(Dataset records)

────

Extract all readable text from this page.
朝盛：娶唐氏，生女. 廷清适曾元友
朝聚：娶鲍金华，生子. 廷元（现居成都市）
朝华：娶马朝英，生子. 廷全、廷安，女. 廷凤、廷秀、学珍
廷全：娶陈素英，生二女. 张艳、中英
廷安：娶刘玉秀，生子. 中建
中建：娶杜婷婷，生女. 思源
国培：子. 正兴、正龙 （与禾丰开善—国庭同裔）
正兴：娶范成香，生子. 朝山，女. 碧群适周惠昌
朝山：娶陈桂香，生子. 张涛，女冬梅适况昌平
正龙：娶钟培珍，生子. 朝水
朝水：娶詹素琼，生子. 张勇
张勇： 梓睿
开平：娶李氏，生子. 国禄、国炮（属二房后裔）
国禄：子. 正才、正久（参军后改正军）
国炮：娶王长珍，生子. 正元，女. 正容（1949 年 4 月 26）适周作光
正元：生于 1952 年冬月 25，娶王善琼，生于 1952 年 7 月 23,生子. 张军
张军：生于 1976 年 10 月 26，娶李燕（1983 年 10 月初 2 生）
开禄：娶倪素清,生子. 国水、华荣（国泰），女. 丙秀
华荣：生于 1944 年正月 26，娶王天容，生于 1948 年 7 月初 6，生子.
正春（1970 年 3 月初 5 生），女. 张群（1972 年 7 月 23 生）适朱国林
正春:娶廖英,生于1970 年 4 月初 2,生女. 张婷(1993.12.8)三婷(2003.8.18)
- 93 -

────

Without leaving anything out, quote all the data.

Extract all readable text from this page.
朝盛：娶唐氏，生女. 廷清适曾元友
朝聚：娶鲍金华，生子. 廷元（现居成都市）
朝华：娶马朝英，生子. 廷全、廷安，女. 廷凤、廷秀、学珍
廷全：娶陈素英，生二女. 张艳、中英
廷安：娶刘玉秀，生子. 中建
中建：娶杜婷婷，生女. 思源
国培：子. 正兴、正龙 （与禾丰开善—国庭同裔）
正兴：娶范成香，生子. 朝山，女. 碧群适周惠昌
朝山：娶陈桂香，生子. 张涛，女冬梅适况昌平
正龙：娶钟培珍，生子. 朝水
朝水：娶詹素琼，生子. 张勇
张勇： 梓睿
开平：娶李氏，生子. 国禄、国炮（属二房后裔）
国禄：子. 正才、正久（参军后改正军）
国炮：娶王长珍，生子. 正元，女. 正容（1949 年 4 月 26）适周作光
正元：生于 1952 年冬月 25，娶王善琼，生于 1952 年 7 月 23,生子. 张军
张军：生于 1976 年 10 月 26，娶李燕（1983 年 10 月初 2 生）
开禄：娶倪素清,生子. 国水、华荣（国泰），女. 丙秀
华荣：生于 1944 年正月 26，娶王天容，生于 1948 年 7 月初 6，生子.
正春（1970 年 3 月初 5 生），女. 张群（1972 年 7 月 23 生）适朱国林
正春:娶廖英,生于1970 年 4 月初 2,生女. 张婷(1993.12.8)三婷(2003.8.18)
- 93 -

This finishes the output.